ЗАДАНИЕ A ::
В записях, начиная со строки, в которой есть «Patent image size: (956, 990).», и заканчивая строкой, в которой есть «The arched reflective», поменяйте «perspective view» на «oblique view» и приведите эти строки заново. Всё остальное в них должно остаться без изменений.

**********

Бриттен, Бюффе
Вышел ночью чистить дорожки, а безветрие, снег падает ровно, отмеренно; за чернильной стеной брешут картонные собаки: сливочное Рождество - словно в идеальном картофельном пюре поровну каши и масла. Читал в первом номере "Знамени" заметки из архива Саши Агеева, стало душно, спазм выгнал на ту самую лестницу, где стоял, когда Рахаева позвонила летом и сказала, что нужно писать некролог.
Днём ходил в магазин за минералкой; воткнув в уши виолончельные сюиты Баха; шёл по посёлку и думал - как было бы хорошо снять такой вот фильм про русскую жизнь, где, по-бергмановски, фоном играл бы Бах и как музыка бы всё перевернула и преобразовала. Но потом понял, что современные кинематографисты только так и поступают, эстетизируют действительность, точнее, выхолащивают, делая окончательно безжизненной.
Сегодня же мороз зело усилился; вышел только на закате с виолончельным концертом Бриттена; мороз хрустит как импортное печенье, небо застыло остекленевшим, точно умершим на моих глазах морем, розово-багровое, иссине-синее. Морем или глазом.
Провода плеера выгнулись и замерзли, стали хрупкими и ломкими - так удивительно, что музыка продолжает поступать из кармана вверх. Про Бриттена правильнее было бы сказать "музыка сочится". Как по капельнице.
Я пошёл искать самые безлюдные улицы, где застывшие дома, заснеженные дороги без единого следа, школа для умственно отсталых возле заброшенной железной дороги и деревья, застывшие как те же белые провода кажутся единым природным ансамблем, возникшим без участия человека: дома-валуны, дома-скалы, разбитый, расстраченный о течение времени ландшафт.
Дальше, если завернуть, будет другая школа и большой полузаброшенный стадион с катком, куда ещё школьницей бегала заниматься в конькобежной секции моя мама.

**********

ЗАДАНИЕ B ::
Выпишите без изменений отрывок исходного фрагмента, начиная со слов «Провода плеера выгнулись» и заканчивая словами «Как по капельнице.».

**********

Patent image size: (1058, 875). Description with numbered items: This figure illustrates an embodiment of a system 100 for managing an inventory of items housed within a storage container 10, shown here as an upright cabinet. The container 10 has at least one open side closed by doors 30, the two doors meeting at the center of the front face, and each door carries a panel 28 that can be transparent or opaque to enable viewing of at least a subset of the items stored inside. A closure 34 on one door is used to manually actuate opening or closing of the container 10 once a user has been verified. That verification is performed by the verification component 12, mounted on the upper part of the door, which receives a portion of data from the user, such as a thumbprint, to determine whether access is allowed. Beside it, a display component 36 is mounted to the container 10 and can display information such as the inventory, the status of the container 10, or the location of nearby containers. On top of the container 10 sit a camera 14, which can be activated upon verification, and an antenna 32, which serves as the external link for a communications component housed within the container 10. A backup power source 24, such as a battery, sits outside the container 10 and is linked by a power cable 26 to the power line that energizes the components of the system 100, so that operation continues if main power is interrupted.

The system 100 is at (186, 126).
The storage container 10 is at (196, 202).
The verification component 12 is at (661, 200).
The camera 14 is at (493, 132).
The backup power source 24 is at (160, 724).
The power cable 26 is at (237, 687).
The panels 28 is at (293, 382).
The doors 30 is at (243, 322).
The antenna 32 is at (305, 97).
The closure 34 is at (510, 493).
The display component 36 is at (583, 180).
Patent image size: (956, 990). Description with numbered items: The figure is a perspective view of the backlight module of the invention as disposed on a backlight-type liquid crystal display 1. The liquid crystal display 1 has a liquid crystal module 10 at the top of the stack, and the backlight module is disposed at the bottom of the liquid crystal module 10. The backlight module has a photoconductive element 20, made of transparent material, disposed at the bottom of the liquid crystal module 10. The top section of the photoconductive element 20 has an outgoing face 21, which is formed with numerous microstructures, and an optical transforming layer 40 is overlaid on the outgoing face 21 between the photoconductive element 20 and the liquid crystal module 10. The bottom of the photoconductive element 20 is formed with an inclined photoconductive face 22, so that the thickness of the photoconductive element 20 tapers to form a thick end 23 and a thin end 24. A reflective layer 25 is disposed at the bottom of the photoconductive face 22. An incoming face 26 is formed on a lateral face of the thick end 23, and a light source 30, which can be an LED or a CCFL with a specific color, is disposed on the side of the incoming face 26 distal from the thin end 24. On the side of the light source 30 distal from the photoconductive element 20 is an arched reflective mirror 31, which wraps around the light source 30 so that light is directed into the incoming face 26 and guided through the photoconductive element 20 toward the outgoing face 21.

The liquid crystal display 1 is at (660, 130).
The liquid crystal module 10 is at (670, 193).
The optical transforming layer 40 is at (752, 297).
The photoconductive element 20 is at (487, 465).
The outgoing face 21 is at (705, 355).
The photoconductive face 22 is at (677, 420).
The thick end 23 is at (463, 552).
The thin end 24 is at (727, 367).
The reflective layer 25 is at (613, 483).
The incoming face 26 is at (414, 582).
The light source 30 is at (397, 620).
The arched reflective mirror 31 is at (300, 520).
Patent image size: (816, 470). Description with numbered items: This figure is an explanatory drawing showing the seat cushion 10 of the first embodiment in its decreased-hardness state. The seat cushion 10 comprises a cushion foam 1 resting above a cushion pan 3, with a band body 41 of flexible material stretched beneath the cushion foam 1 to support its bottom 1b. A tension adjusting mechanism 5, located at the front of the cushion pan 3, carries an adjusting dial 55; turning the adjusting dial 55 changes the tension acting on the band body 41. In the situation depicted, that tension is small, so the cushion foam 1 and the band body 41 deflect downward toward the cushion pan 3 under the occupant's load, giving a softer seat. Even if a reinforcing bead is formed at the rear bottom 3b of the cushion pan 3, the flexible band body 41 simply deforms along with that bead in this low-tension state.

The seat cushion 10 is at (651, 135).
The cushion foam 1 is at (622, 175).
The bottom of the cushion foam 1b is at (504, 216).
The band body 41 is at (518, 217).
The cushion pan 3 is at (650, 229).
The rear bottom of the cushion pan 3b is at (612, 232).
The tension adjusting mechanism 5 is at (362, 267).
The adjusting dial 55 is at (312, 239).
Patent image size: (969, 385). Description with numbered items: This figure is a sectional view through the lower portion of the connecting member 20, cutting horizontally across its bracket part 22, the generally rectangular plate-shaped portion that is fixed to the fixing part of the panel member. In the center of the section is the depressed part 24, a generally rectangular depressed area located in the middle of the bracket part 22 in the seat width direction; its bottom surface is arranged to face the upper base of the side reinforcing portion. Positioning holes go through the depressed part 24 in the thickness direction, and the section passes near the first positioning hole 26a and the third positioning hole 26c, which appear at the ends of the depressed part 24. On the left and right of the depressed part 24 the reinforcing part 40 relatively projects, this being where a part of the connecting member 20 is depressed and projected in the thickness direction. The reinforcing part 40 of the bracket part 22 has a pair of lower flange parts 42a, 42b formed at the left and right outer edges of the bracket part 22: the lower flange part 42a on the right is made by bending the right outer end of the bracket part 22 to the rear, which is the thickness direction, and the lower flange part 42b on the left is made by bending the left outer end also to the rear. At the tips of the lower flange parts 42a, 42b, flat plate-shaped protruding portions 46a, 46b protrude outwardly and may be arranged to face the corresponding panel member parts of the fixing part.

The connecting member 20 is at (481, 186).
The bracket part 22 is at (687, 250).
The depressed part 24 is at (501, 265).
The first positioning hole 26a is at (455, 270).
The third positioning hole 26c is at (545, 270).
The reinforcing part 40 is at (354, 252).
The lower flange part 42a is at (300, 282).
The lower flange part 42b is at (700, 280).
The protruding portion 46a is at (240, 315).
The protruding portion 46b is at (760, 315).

**********

ОТВЕТ A ::
Patent image size: (956, 990). Description with numbered items: The figure is a oblique view of the backlight module of the invention as disposed on a backlight-type liquid crystal display 1. The liquid crystal display 1 has a liquid crystal module 10 at the top of the stack, and the backlight module is disposed at the bottom of the liquid crystal module 10. The backlight module has a photoconductive element 20, made of transparent material, disposed at the bottom of the liquid crystal module 10. The top section of the photoconductive element 20 has an outgoing face 21, which is formed with numerous microstructures, and an optical transforming layer 40 is overlaid on the outgoing face 21 between the photoconductive element 20 and the liquid crystal module 10. The bottom of the photoconductive element 20 is formed with an inclined photoconductive face 22, so that the thickness of the photoconductive element 20 tapers to form a thick end 23 and a thin end 24. A reflective layer 25 is disposed at the bottom of the photoconductive face 22. An incoming face 26 is formed on a lateral face of the thick end 23, and a light source 30, which can be an LED or a CCFL with a specific color, is disposed on the side of the incoming face 26 distal from the thin end 24. On the side of the light source 30 distal from the photoconductive element 20 is an arched reflective mirror 31, which wraps around the light source 30 so that light is directed into the incoming face 26 and guided through the photoconductive element 20 toward the outgoing face 21.

The liquid crystal display 1 is at (660, 130).
The liquid crystal module 10 is at (670, 193).
The optical transforming layer 40 is at (752, 297).
The photoconductive element 20 is at (487, 465).
The outgoing face 21 is at (705, 355).
The photoconductive face 22 is at (677, 420).
The thick end 23 is at (463, 552).
The thin end 24 is at (727, 367).
The reflective layer 25 is at (613, 483).
The incoming face 26 is at (414, 582).
The light source 30 is at (397, 620).
The arched reflective mirror 31 is at (300, 520).

ОТВЕТ B ::
Провода плеера выгнулись и замерзли, стали хрупкими и ломкими - так удивительно, что музыка продолжает поступать из кармана вверх. Про Бриттена правильнее было бы сказать "музыка сочится". Как по капельнице.